● **Work to be completed**
What follows is a set of entries. Repeat them exactly, but not their pictures.

--- start Records to process ---

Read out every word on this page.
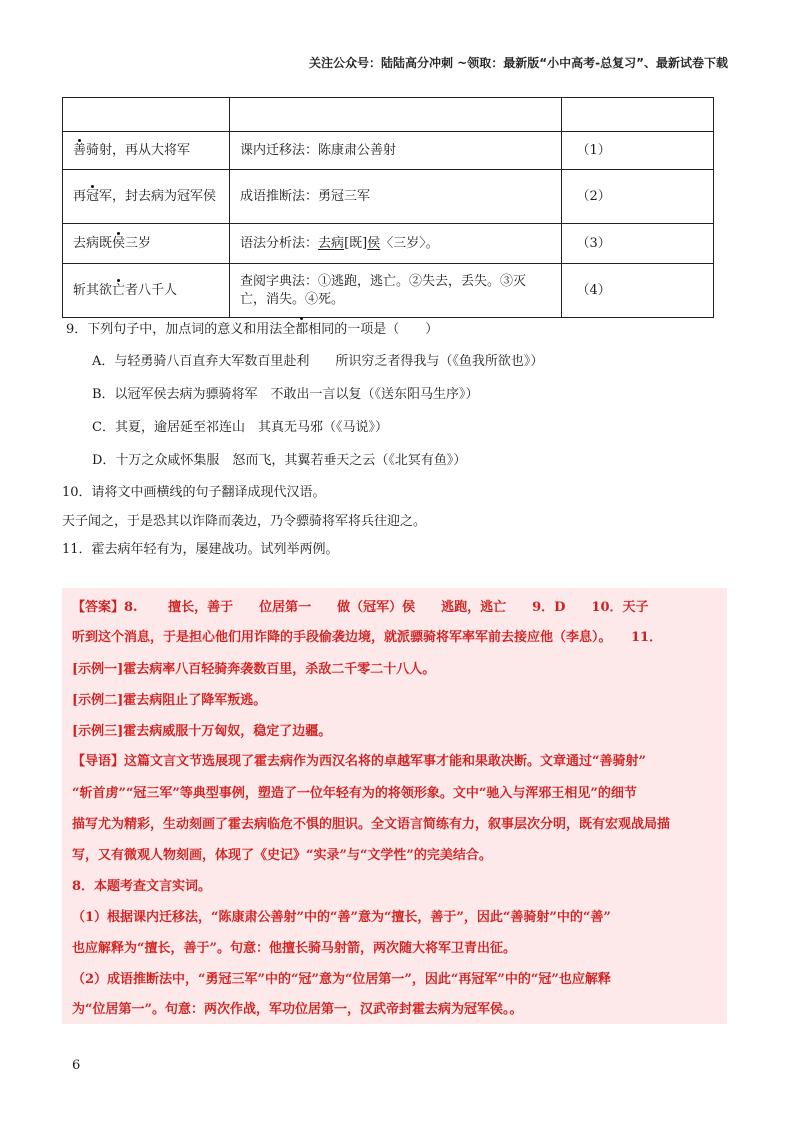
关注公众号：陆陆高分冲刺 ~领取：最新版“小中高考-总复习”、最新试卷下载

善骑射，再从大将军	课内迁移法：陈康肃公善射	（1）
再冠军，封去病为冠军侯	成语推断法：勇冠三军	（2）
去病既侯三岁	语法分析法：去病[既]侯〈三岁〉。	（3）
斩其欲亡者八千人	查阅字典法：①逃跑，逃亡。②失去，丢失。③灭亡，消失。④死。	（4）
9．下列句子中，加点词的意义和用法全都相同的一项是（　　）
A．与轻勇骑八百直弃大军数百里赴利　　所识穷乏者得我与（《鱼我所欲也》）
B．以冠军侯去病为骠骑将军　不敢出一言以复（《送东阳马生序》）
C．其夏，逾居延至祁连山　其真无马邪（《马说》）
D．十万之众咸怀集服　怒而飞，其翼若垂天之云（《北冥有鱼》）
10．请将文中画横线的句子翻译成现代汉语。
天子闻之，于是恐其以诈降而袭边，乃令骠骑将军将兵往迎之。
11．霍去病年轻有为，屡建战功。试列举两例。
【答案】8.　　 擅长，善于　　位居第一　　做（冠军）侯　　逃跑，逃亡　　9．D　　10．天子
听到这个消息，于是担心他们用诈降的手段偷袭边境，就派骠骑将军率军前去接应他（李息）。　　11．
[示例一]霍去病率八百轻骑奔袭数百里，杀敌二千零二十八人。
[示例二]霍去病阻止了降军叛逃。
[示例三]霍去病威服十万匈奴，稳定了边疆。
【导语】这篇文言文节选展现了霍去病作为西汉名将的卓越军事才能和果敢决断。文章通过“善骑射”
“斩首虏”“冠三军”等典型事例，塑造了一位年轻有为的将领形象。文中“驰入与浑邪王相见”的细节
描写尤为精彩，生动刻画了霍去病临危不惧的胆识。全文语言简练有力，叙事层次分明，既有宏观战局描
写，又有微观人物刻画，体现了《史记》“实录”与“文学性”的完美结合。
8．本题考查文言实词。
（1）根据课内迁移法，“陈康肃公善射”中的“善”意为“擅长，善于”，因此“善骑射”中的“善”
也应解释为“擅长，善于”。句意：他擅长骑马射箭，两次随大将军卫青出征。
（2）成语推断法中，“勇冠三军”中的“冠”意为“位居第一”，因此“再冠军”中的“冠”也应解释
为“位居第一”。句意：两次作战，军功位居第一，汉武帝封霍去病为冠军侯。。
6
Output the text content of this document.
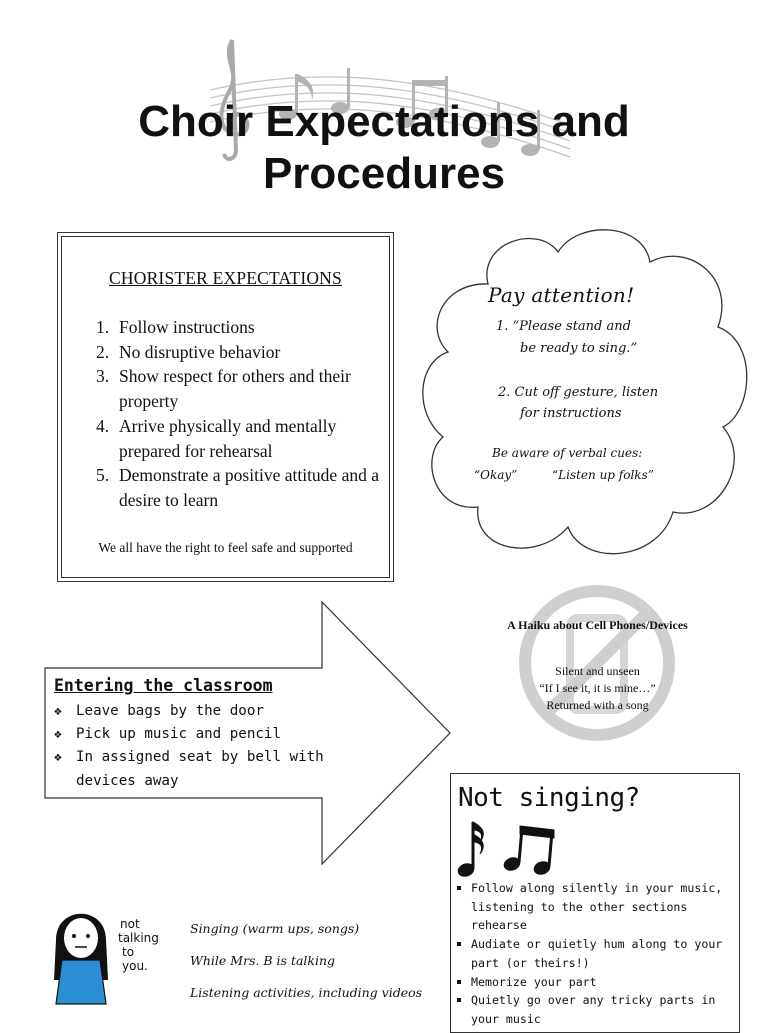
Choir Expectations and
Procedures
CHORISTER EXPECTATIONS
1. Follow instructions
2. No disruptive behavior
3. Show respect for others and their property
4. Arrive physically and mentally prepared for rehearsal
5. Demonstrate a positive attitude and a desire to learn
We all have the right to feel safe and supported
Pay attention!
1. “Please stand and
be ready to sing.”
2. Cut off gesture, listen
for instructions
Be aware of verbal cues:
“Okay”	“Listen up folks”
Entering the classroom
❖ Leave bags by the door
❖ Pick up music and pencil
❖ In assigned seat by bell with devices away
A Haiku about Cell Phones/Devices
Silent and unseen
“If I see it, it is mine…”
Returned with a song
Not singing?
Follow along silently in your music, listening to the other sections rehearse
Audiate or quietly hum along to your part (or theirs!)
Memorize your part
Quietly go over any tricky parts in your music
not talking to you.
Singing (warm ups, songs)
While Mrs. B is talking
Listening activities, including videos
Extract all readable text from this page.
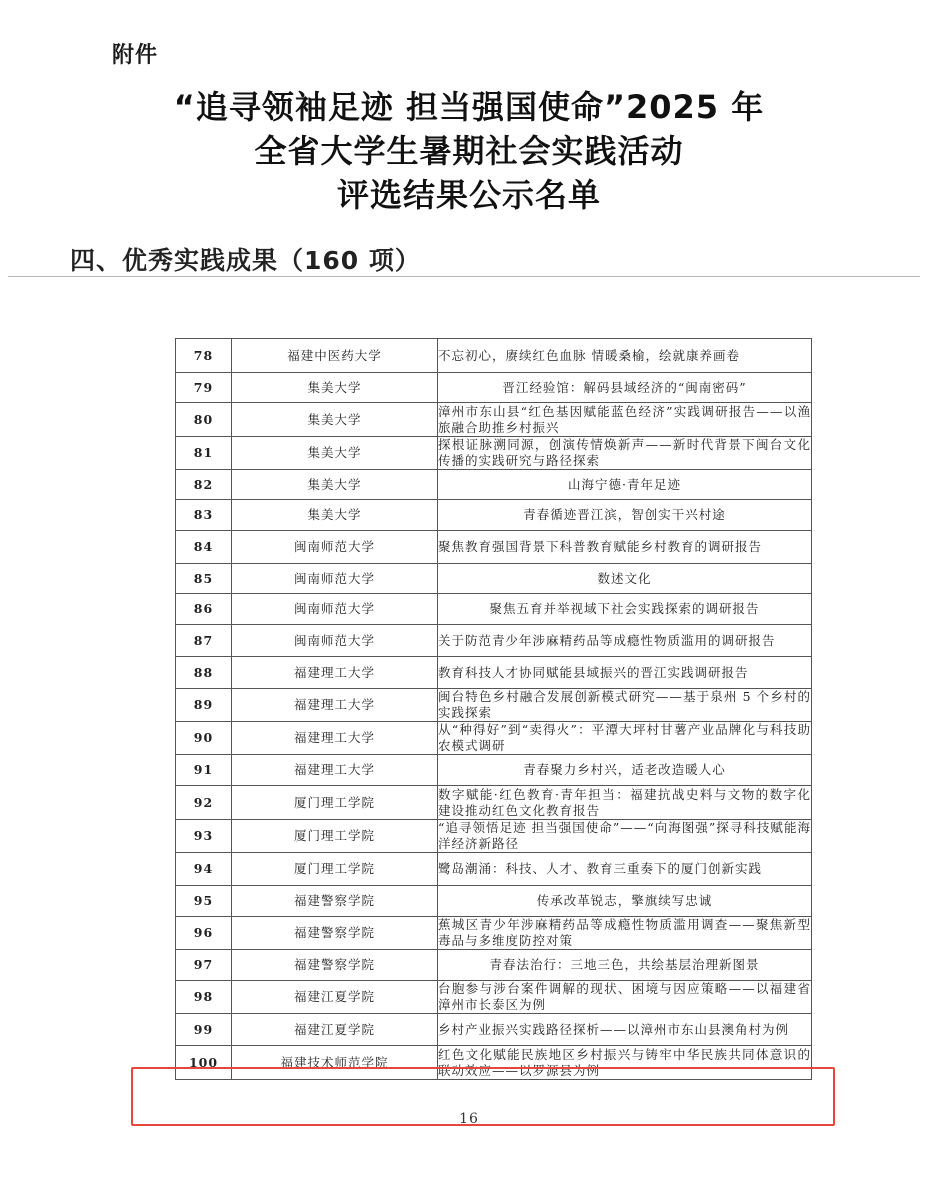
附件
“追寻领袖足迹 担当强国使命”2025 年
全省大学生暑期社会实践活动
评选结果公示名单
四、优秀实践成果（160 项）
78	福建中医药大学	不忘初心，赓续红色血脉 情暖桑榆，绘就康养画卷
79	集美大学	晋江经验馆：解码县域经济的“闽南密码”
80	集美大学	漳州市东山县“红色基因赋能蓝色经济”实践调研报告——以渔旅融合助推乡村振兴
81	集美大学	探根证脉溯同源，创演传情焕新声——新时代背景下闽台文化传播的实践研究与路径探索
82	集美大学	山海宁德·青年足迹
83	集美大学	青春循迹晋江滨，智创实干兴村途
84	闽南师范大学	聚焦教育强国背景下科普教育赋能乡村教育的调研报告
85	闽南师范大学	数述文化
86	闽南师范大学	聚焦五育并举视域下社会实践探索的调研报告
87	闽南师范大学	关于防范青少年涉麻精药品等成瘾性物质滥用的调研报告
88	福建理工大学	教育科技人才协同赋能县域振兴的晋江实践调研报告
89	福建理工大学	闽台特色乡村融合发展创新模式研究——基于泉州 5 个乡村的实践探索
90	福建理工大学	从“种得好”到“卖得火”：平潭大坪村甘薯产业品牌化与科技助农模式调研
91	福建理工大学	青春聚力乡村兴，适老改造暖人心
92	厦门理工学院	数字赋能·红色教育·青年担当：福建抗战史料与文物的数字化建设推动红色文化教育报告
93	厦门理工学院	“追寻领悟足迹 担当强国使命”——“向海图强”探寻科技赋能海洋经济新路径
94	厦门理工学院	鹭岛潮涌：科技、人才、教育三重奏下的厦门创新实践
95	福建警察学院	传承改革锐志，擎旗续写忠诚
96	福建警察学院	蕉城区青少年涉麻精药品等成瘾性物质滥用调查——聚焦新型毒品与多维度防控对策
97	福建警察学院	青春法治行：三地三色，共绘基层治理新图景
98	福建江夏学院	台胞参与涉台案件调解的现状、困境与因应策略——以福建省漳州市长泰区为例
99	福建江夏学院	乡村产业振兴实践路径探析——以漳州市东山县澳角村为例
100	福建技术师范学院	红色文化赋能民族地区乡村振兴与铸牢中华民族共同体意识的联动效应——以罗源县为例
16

--- end Records to process ---

● **Output below**
Read out every word on this page.
关注公众号：陆陆高分冲刺 ~领取：最新版“小中高考-总复习”、最新试卷下载

善骑射，再从大将军	课内迁移法：陈康肃公善射	（1）
再冠军，封去病为冠军侯	成语推断法：勇冠三军	（2）
去病既侯三岁	语法分析法：去病[既]侯〈三岁〉。	（3）
斩其欲亡者八千人	查阅字典法：①逃跑，逃亡。②失去，丢失。③灭亡，消失。④死。	（4）
9．下列句子中，加点词的意义和用法全都相同的一项是（　　）
A．与轻勇骑八百直弃大军数百里赴利　　所识穷乏者得我与（《鱼我所欲也》）
B．以冠军侯去病为骠骑将军　不敢出一言以复（《送东阳马生序》）
C．其夏，逾居延至祁连山　其真无马邪（《马说》）
D．十万之众咸怀集服　怒而飞，其翼若垂天之云（《北冥有鱼》）
10．请将文中画横线的句子翻译成现代汉语。
天子闻之，于是恐其以诈降而袭边，乃令骠骑将军将兵往迎之。
11．霍去病年轻有为，屡建战功。试列举两例。
【答案】8.　　 擅长，善于　　位居第一　　做（冠军）侯　　逃跑，逃亡　　9．D　　10．天子
听到这个消息，于是担心他们用诈降的手段偷袭边境，就派骠骑将军率军前去接应他（李息）。　　11．
[示例一]霍去病率八百轻骑奔袭数百里，杀敌二千零二十八人。
[示例二]霍去病阻止了降军叛逃。
[示例三]霍去病威服十万匈奴，稳定了边疆。
【导语】这篇文言文节选展现了霍去病作为西汉名将的卓越军事才能和果敢决断。文章通过“善骑射”
“斩首虏”“冠三军”等典型事例，塑造了一位年轻有为的将领形象。文中“驰入与浑邪王相见”的细节
描写尤为精彩，生动刻画了霍去病临危不惧的胆识。全文语言简练有力，叙事层次分明，既有宏观战局描
写，又有微观人物刻画，体现了《史记》“实录”与“文学性”的完美结合。
8．本题考查文言实词。
（1）根据课内迁移法，“陈康肃公善射”中的“善”意为“擅长，善于”，因此“善骑射”中的“善”
也应解释为“擅长，善于”。句意：他擅长骑马射箭，两次随大将军卫青出征。
（2）成语推断法中，“勇冠三军”中的“冠”意为“位居第一”，因此“再冠军”中的“冠”也应解释
为“位居第一”。句意：两次作战，军功位居第一，汉武帝封霍去病为冠军侯。。
6
Output the text content of this document.
Choir Expectations and
Procedures
CHORISTER EXPECTATIONS
1. Follow instructions
2. No disruptive behavior
3. Show respect for others and their property
4. Arrive physically and mentally prepared for rehearsal
5. Demonstrate a positive attitude and a desire to learn
We all have the right to feel safe and supported
Pay attention!
1. “Please stand and
be ready to sing.”
2. Cut off gesture, listen
for instructions
Be aware of verbal cues:
“Okay”	“Listen up folks”
Entering the classroom
❖ Leave bags by the door
❖ Pick up music and pencil
❖ In assigned seat by bell with devices away
A Haiku about Cell Phones/Devices
Silent and unseen
“If I see it, it is mine…”
Returned with a song
Not singing?
Follow along silently in your music, listening to the other sections rehearse
Audiate or quietly hum along to your part (or theirs!)
Memorize your part
Quietly go over any tricky parts in your music
not talking to you.
Singing (warm ups, songs)
While Mrs. B is talking
Listening activities, including videos
Extract all readable text from this page.
附件
“追寻领袖足迹 担当强国使命”2025 年
全省大学生暑期社会实践活动
评选结果公示名单
四、优秀实践成果（160 项）
78	福建中医药大学	不忘初心，赓续红色血脉 情暖桑榆，绘就康养画卷
79	集美大学	晋江经验馆：解码县域经济的“闽南密码”
80	集美大学	漳州市东山县“红色基因赋能蓝色经济”实践调研报告——以渔旅融合助推乡村振兴
81	集美大学	探根证脉溯同源，创演传情焕新声——新时代背景下闽台文化传播的实践研究与路径探索
82	集美大学	山海宁德·青年足迹
83	集美大学	青春循迹晋江滨，智创实干兴村途
84	闽南师范大学	聚焦教育强国背景下科普教育赋能乡村教育的调研报告
85	闽南师范大学	数述文化
86	闽南师范大学	聚焦五育并举视域下社会实践探索的调研报告
87	闽南师范大学	关于防范青少年涉麻精药品等成瘾性物质滥用的调研报告
88	福建理工大学	教育科技人才协同赋能县域振兴的晋江实践调研报告
89	福建理工大学	闽台特色乡村融合发展创新模式研究——基于泉州 5 个乡村的实践探索
90	福建理工大学	从“种得好”到“卖得火”：平潭大坪村甘薯产业品牌化与科技助农模式调研
91	福建理工大学	青春聚力乡村兴，适老改造暖人心
92	厦门理工学院	数字赋能·红色教育·青年担当：福建抗战史料与文物的数字化建设推动红色文化教育报告
93	厦门理工学院	“追寻领悟足迹 担当强国使命”——“向海图强”探寻科技赋能海洋经济新路径
94	厦门理工学院	鹭岛潮涌：科技、人才、教育三重奏下的厦门创新实践
95	福建警察学院	传承改革锐志，擎旗续写忠诚
96	福建警察学院	蕉城区青少年涉麻精药品等成瘾性物质滥用调查——聚焦新型毒品与多维度防控对策
97	福建警察学院	青春法治行：三地三色，共绘基层治理新图景
98	福建江夏学院	台胞参与涉台案件调解的现状、困境与因应策略——以福建省漳州市长泰区为例
99	福建江夏学院	乡村产业振兴实践路径探析——以漳州市东山县澳角村为例
100	福建技术师范学院	红色文化赋能民族地区乡村振兴与铸牢中华民族共同体意识的联动效应——以罗源县为例
16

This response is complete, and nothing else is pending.